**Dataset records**
------

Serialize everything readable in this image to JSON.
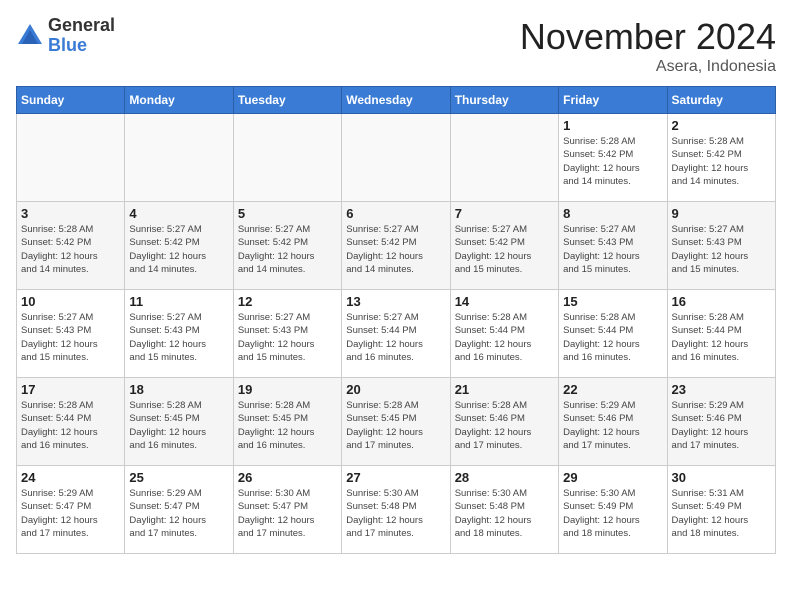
{
  "header": {
    "logo_general": "General",
    "logo_blue": "Blue",
    "month_title": "November 2024",
    "location": "Asera, Indonesia"
  },
  "days_of_week": [
    "Sunday",
    "Monday",
    "Tuesday",
    "Wednesday",
    "Thursday",
    "Friday",
    "Saturday"
  ],
  "weeks": [
    [
      {
        "day": "",
        "info": ""
      },
      {
        "day": "",
        "info": ""
      },
      {
        "day": "",
        "info": ""
      },
      {
        "day": "",
        "info": ""
      },
      {
        "day": "",
        "info": ""
      },
      {
        "day": "1",
        "info": "Sunrise: 5:28 AM\nSunset: 5:42 PM\nDaylight: 12 hours\nand 14 minutes."
      },
      {
        "day": "2",
        "info": "Sunrise: 5:28 AM\nSunset: 5:42 PM\nDaylight: 12 hours\nand 14 minutes."
      }
    ],
    [
      {
        "day": "3",
        "info": "Sunrise: 5:28 AM\nSunset: 5:42 PM\nDaylight: 12 hours\nand 14 minutes."
      },
      {
        "day": "4",
        "info": "Sunrise: 5:27 AM\nSunset: 5:42 PM\nDaylight: 12 hours\nand 14 minutes."
      },
      {
        "day": "5",
        "info": "Sunrise: 5:27 AM\nSunset: 5:42 PM\nDaylight: 12 hours\nand 14 minutes."
      },
      {
        "day": "6",
        "info": "Sunrise: 5:27 AM\nSunset: 5:42 PM\nDaylight: 12 hours\nand 14 minutes."
      },
      {
        "day": "7",
        "info": "Sunrise: 5:27 AM\nSunset: 5:42 PM\nDaylight: 12 hours\nand 15 minutes."
      },
      {
        "day": "8",
        "info": "Sunrise: 5:27 AM\nSunset: 5:43 PM\nDaylight: 12 hours\nand 15 minutes."
      },
      {
        "day": "9",
        "info": "Sunrise: 5:27 AM\nSunset: 5:43 PM\nDaylight: 12 hours\nand 15 minutes."
      }
    ],
    [
      {
        "day": "10",
        "info": "Sunrise: 5:27 AM\nSunset: 5:43 PM\nDaylight: 12 hours\nand 15 minutes."
      },
      {
        "day": "11",
        "info": "Sunrise: 5:27 AM\nSunset: 5:43 PM\nDaylight: 12 hours\nand 15 minutes."
      },
      {
        "day": "12",
        "info": "Sunrise: 5:27 AM\nSunset: 5:43 PM\nDaylight: 12 hours\nand 15 minutes."
      },
      {
        "day": "13",
        "info": "Sunrise: 5:27 AM\nSunset: 5:44 PM\nDaylight: 12 hours\nand 16 minutes."
      },
      {
        "day": "14",
        "info": "Sunrise: 5:28 AM\nSunset: 5:44 PM\nDaylight: 12 hours\nand 16 minutes."
      },
      {
        "day": "15",
        "info": "Sunrise: 5:28 AM\nSunset: 5:44 PM\nDaylight: 12 hours\nand 16 minutes."
      },
      {
        "day": "16",
        "info": "Sunrise: 5:28 AM\nSunset: 5:44 PM\nDaylight: 12 hours\nand 16 minutes."
      }
    ],
    [
      {
        "day": "17",
        "info": "Sunrise: 5:28 AM\nSunset: 5:44 PM\nDaylight: 12 hours\nand 16 minutes."
      },
      {
        "day": "18",
        "info": "Sunrise: 5:28 AM\nSunset: 5:45 PM\nDaylight: 12 hours\nand 16 minutes."
      },
      {
        "day": "19",
        "info": "Sunrise: 5:28 AM\nSunset: 5:45 PM\nDaylight: 12 hours\nand 16 minutes."
      },
      {
        "day": "20",
        "info": "Sunrise: 5:28 AM\nSunset: 5:45 PM\nDaylight: 12 hours\nand 17 minutes."
      },
      {
        "day": "21",
        "info": "Sunrise: 5:28 AM\nSunset: 5:46 PM\nDaylight: 12 hours\nand 17 minutes."
      },
      {
        "day": "22",
        "info": "Sunrise: 5:29 AM\nSunset: 5:46 PM\nDaylight: 12 hours\nand 17 minutes."
      },
      {
        "day": "23",
        "info": "Sunrise: 5:29 AM\nSunset: 5:46 PM\nDaylight: 12 hours\nand 17 minutes."
      }
    ],
    [
      {
        "day": "24",
        "info": "Sunrise: 5:29 AM\nSunset: 5:47 PM\nDaylight: 12 hours\nand 17 minutes."
      },
      {
        "day": "25",
        "info": "Sunrise: 5:29 AM\nSunset: 5:47 PM\nDaylight: 12 hours\nand 17 minutes."
      },
      {
        "day": "26",
        "info": "Sunrise: 5:30 AM\nSunset: 5:47 PM\nDaylight: 12 hours\nand 17 minutes."
      },
      {
        "day": "27",
        "info": "Sunrise: 5:30 AM\nSunset: 5:48 PM\nDaylight: 12 hours\nand 17 minutes."
      },
      {
        "day": "28",
        "info": "Sunrise: 5:30 AM\nSunset: 5:48 PM\nDaylight: 12 hours\nand 18 minutes."
      },
      {
        "day": "29",
        "info": "Sunrise: 5:30 AM\nSunset: 5:49 PM\nDaylight: 12 hours\nand 18 minutes."
      },
      {
        "day": "30",
        "info": "Sunrise: 5:31 AM\nSunset: 5:49 PM\nDaylight: 12 hours\nand 18 minutes."
      }
    ]
  ]
}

------

Extract every line of the data exactly; pictures stay out.

**Task solution**
Serialize everything readable in this image to JSON.
{
  "header": {
    "logo_general": "General",
    "logo_blue": "Blue",
    "month_title": "November 2024",
    "location": "Asera, Indonesia"
  },
  "days_of_week": [
    "Sunday",
    "Monday",
    "Tuesday",
    "Wednesday",
    "Thursday",
    "Friday",
    "Saturday"
  ],
  "weeks": [
    [
      {
        "day": "",
        "info": ""
      },
      {
        "day": "",
        "info": ""
      },
      {
        "day": "",
        "info": ""
      },
      {
        "day": "",
        "info": ""
      },
      {
        "day": "",
        "info": ""
      },
      {
        "day": "1",
        "info": "Sunrise: 5:28 AM\nSunset: 5:42 PM\nDaylight: 12 hours\nand 14 minutes."
      },
      {
        "day": "2",
        "info": "Sunrise: 5:28 AM\nSunset: 5:42 PM\nDaylight: 12 hours\nand 14 minutes."
      }
    ],
    [
      {
        "day": "3",
        "info": "Sunrise: 5:28 AM\nSunset: 5:42 PM\nDaylight: 12 hours\nand 14 minutes."
      },
      {
        "day": "4",
        "info": "Sunrise: 5:27 AM\nSunset: 5:42 PM\nDaylight: 12 hours\nand 14 minutes."
      },
      {
        "day": "5",
        "info": "Sunrise: 5:27 AM\nSunset: 5:42 PM\nDaylight: 12 hours\nand 14 minutes."
      },
      {
        "day": "6",
        "info": "Sunrise: 5:27 AM\nSunset: 5:42 PM\nDaylight: 12 hours\nand 14 minutes."
      },
      {
        "day": "7",
        "info": "Sunrise: 5:27 AM\nSunset: 5:42 PM\nDaylight: 12 hours\nand 15 minutes."
      },
      {
        "day": "8",
        "info": "Sunrise: 5:27 AM\nSunset: 5:43 PM\nDaylight: 12 hours\nand 15 minutes."
      },
      {
        "day": "9",
        "info": "Sunrise: 5:27 AM\nSunset: 5:43 PM\nDaylight: 12 hours\nand 15 minutes."
      }
    ],
    [
      {
        "day": "10",
        "info": "Sunrise: 5:27 AM\nSunset: 5:43 PM\nDaylight: 12 hours\nand 15 minutes."
      },
      {
        "day": "11",
        "info": "Sunrise: 5:27 AM\nSunset: 5:43 PM\nDaylight: 12 hours\nand 15 minutes."
      },
      {
        "day": "12",
        "info": "Sunrise: 5:27 AM\nSunset: 5:43 PM\nDaylight: 12 hours\nand 15 minutes."
      },
      {
        "day": "13",
        "info": "Sunrise: 5:27 AM\nSunset: 5:44 PM\nDaylight: 12 hours\nand 16 minutes."
      },
      {
        "day": "14",
        "info": "Sunrise: 5:28 AM\nSunset: 5:44 PM\nDaylight: 12 hours\nand 16 minutes."
      },
      {
        "day": "15",
        "info": "Sunrise: 5:28 AM\nSunset: 5:44 PM\nDaylight: 12 hours\nand 16 minutes."
      },
      {
        "day": "16",
        "info": "Sunrise: 5:28 AM\nSunset: 5:44 PM\nDaylight: 12 hours\nand 16 minutes."
      }
    ],
    [
      {
        "day": "17",
        "info": "Sunrise: 5:28 AM\nSunset: 5:44 PM\nDaylight: 12 hours\nand 16 minutes."
      },
      {
        "day": "18",
        "info": "Sunrise: 5:28 AM\nSunset: 5:45 PM\nDaylight: 12 hours\nand 16 minutes."
      },
      {
        "day": "19",
        "info": "Sunrise: 5:28 AM\nSunset: 5:45 PM\nDaylight: 12 hours\nand 16 minutes."
      },
      {
        "day": "20",
        "info": "Sunrise: 5:28 AM\nSunset: 5:45 PM\nDaylight: 12 hours\nand 17 minutes."
      },
      {
        "day": "21",
        "info": "Sunrise: 5:28 AM\nSunset: 5:46 PM\nDaylight: 12 hours\nand 17 minutes."
      },
      {
        "day": "22",
        "info": "Sunrise: 5:29 AM\nSunset: 5:46 PM\nDaylight: 12 hours\nand 17 minutes."
      },
      {
        "day": "23",
        "info": "Sunrise: 5:29 AM\nSunset: 5:46 PM\nDaylight: 12 hours\nand 17 minutes."
      }
    ],
    [
      {
        "day": "24",
        "info": "Sunrise: 5:29 AM\nSunset: 5:47 PM\nDaylight: 12 hours\nand 17 minutes."
      },
      {
        "day": "25",
        "info": "Sunrise: 5:29 AM\nSunset: 5:47 PM\nDaylight: 12 hours\nand 17 minutes."
      },
      {
        "day": "26",
        "info": "Sunrise: 5:30 AM\nSunset: 5:47 PM\nDaylight: 12 hours\nand 17 minutes."
      },
      {
        "day": "27",
        "info": "Sunrise: 5:30 AM\nSunset: 5:48 PM\nDaylight: 12 hours\nand 17 minutes."
      },
      {
        "day": "28",
        "info": "Sunrise: 5:30 AM\nSunset: 5:48 PM\nDaylight: 12 hours\nand 18 minutes."
      },
      {
        "day": "29",
        "info": "Sunrise: 5:30 AM\nSunset: 5:49 PM\nDaylight: 12 hours\nand 18 minutes."
      },
      {
        "day": "30",
        "info": "Sunrise: 5:31 AM\nSunset: 5:49 PM\nDaylight: 12 hours\nand 18 minutes."
      }
    ]
  ]
}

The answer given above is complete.